# Work to do
Copy all lines that contain the word "content".

** START **

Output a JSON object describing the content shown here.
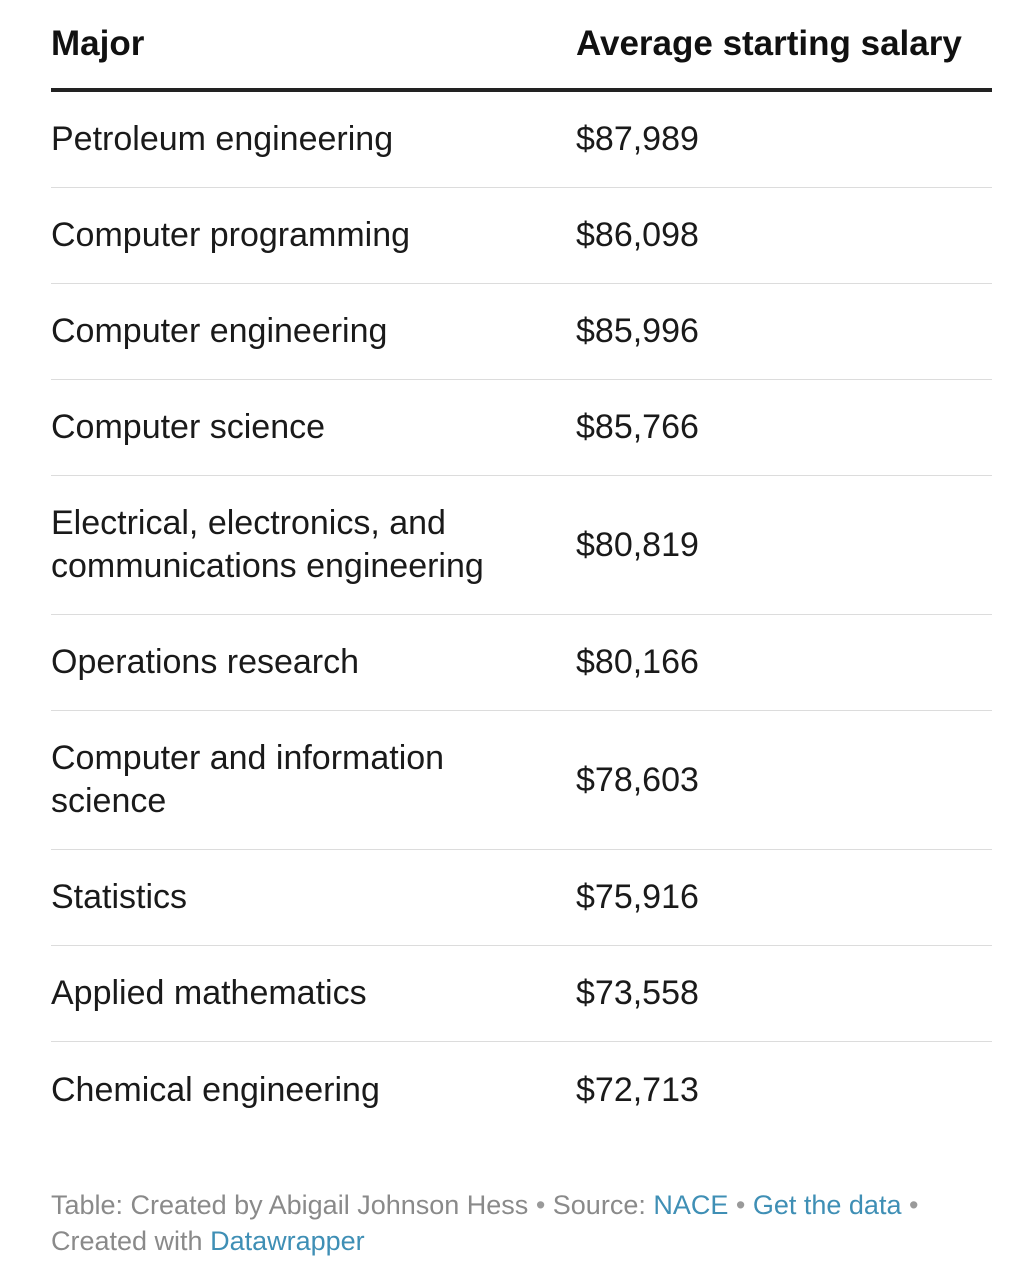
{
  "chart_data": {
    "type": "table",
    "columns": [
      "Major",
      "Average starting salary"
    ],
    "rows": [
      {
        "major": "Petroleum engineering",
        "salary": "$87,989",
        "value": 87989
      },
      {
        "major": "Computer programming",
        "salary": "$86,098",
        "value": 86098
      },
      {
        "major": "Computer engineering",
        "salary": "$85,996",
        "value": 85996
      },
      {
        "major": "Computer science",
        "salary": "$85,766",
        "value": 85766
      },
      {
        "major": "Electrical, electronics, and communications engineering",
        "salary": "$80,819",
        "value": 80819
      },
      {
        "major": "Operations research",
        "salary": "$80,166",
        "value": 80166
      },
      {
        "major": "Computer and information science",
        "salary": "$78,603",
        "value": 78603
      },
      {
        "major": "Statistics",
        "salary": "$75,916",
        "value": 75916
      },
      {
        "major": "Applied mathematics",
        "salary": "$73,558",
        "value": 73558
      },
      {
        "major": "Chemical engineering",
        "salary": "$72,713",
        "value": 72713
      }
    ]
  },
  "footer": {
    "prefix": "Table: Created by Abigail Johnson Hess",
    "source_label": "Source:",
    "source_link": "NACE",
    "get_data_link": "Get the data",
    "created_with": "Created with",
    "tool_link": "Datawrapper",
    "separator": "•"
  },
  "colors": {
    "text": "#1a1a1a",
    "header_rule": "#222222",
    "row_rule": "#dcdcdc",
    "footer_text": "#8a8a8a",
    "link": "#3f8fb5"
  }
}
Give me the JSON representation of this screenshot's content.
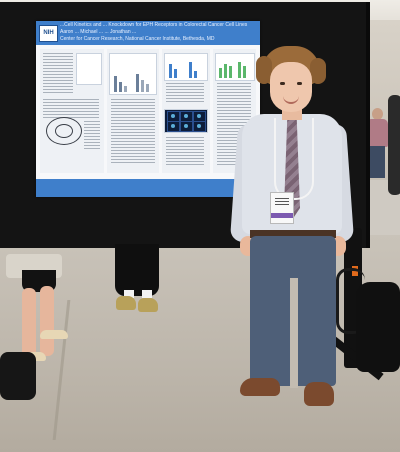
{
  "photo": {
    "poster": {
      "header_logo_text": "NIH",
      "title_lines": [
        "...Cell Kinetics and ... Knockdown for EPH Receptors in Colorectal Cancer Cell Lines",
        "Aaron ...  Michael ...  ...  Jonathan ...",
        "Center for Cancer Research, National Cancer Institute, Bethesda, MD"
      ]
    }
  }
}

** END **
** START **

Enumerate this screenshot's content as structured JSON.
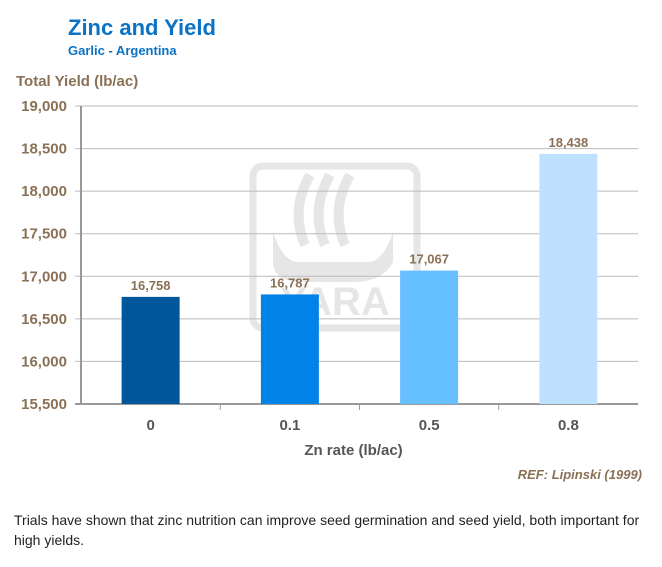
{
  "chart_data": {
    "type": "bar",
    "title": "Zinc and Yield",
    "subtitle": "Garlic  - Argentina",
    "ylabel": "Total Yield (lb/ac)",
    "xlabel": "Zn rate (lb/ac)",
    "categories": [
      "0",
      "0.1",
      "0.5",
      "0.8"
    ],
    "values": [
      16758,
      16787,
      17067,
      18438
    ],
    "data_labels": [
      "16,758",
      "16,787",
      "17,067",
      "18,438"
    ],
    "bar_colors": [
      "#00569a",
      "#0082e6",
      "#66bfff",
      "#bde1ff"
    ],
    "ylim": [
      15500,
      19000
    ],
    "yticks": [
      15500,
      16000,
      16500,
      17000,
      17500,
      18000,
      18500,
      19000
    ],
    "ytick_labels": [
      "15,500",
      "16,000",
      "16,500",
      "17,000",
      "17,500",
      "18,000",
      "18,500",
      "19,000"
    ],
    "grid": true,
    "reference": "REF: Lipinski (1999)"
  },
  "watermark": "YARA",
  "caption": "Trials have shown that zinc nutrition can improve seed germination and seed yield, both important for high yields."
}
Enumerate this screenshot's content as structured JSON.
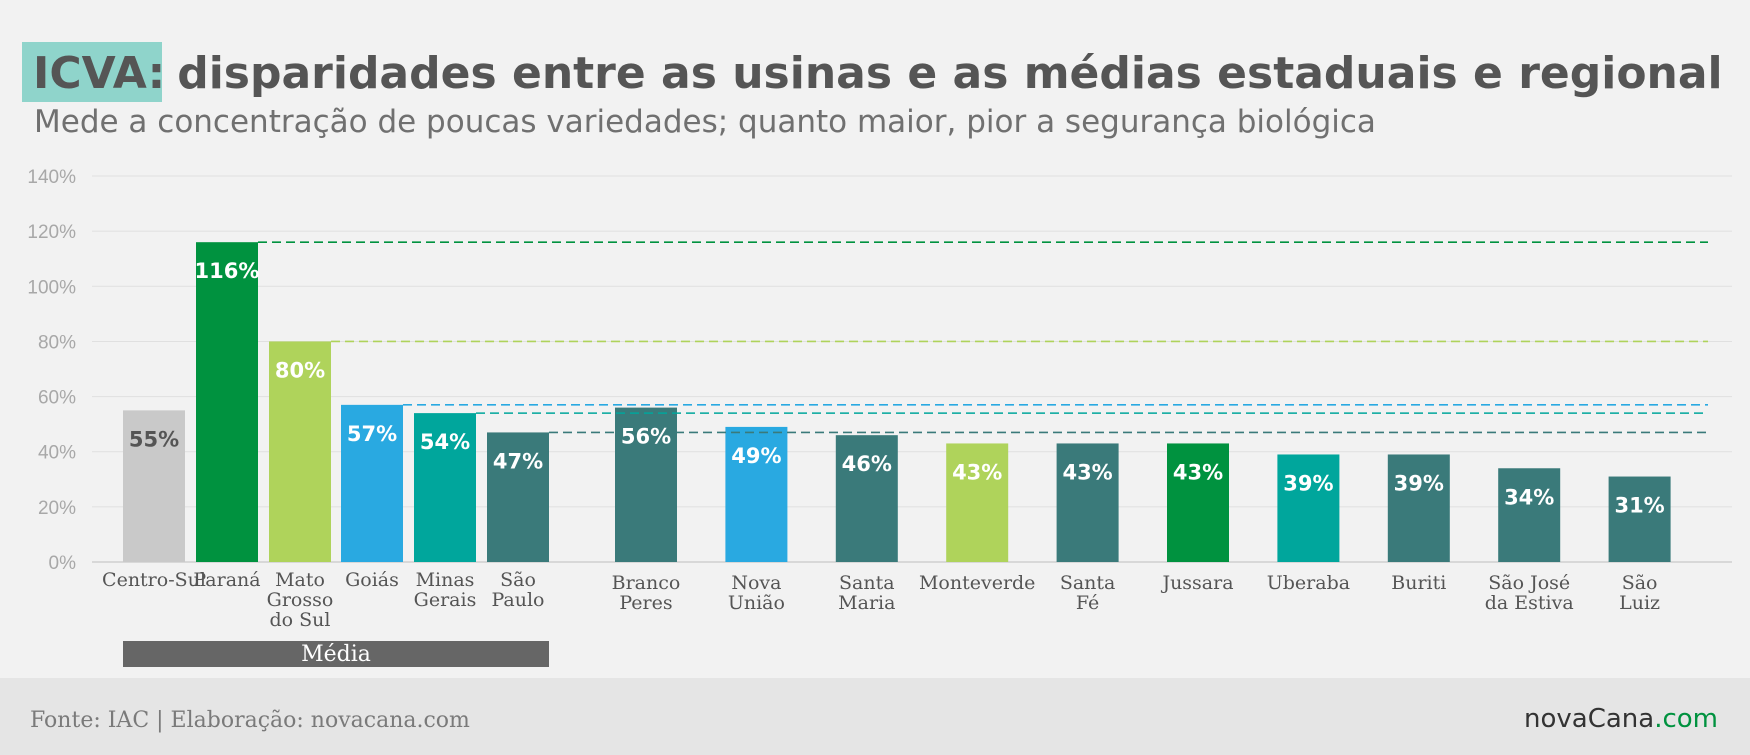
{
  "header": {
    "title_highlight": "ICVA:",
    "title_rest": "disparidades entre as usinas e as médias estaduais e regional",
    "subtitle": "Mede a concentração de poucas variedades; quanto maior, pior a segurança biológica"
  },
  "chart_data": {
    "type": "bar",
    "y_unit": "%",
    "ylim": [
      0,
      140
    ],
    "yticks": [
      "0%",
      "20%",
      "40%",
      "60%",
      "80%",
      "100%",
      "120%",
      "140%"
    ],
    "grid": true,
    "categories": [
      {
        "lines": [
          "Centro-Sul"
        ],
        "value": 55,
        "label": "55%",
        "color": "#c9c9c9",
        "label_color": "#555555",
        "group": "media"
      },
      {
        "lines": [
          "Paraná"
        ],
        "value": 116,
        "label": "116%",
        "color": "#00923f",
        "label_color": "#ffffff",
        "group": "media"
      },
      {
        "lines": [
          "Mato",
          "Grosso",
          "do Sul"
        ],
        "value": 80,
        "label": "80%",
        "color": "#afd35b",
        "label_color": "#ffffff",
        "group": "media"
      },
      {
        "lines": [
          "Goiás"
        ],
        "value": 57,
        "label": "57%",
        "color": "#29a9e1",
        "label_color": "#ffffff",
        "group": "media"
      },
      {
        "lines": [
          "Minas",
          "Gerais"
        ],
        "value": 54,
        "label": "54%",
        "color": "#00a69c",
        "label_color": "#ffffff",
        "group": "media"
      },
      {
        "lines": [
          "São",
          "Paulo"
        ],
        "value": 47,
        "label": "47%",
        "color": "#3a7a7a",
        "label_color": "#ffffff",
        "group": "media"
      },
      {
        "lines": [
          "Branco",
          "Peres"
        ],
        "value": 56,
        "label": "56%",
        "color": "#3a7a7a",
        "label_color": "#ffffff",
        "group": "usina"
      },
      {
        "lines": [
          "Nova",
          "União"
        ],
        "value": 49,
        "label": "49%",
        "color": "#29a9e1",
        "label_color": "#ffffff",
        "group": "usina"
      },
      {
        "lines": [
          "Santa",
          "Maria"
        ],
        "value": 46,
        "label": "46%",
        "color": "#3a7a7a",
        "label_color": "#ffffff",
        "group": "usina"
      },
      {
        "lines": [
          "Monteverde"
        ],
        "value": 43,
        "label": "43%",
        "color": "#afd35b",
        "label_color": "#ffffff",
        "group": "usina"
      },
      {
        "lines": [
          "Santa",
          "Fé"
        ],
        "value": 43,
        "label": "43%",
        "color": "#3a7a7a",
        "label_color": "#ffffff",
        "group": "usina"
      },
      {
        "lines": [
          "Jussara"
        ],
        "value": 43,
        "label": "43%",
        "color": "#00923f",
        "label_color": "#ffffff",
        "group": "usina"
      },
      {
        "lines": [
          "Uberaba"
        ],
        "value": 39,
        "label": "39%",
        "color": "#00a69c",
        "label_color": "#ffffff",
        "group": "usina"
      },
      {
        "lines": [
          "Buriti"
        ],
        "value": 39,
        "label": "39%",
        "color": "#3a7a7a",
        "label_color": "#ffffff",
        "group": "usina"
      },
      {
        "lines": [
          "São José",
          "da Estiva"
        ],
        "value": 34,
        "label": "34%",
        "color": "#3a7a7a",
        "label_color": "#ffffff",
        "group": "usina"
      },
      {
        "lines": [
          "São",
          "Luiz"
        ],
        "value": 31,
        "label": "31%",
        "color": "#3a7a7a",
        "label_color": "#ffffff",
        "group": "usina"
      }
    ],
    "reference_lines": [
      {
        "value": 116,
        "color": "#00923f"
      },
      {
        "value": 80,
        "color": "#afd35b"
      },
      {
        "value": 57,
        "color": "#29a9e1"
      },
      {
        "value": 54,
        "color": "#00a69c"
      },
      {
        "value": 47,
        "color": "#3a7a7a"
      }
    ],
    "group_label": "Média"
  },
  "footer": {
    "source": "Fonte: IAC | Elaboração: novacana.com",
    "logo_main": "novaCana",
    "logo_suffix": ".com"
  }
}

** END **

# Correct answer
Output a JSON object describing the content shown here.
Give me the JSON representation of this screenshot's content.
Enumerate this screenshot's content as structured JSON.
Enumerate this screenshot's content as structured JSON.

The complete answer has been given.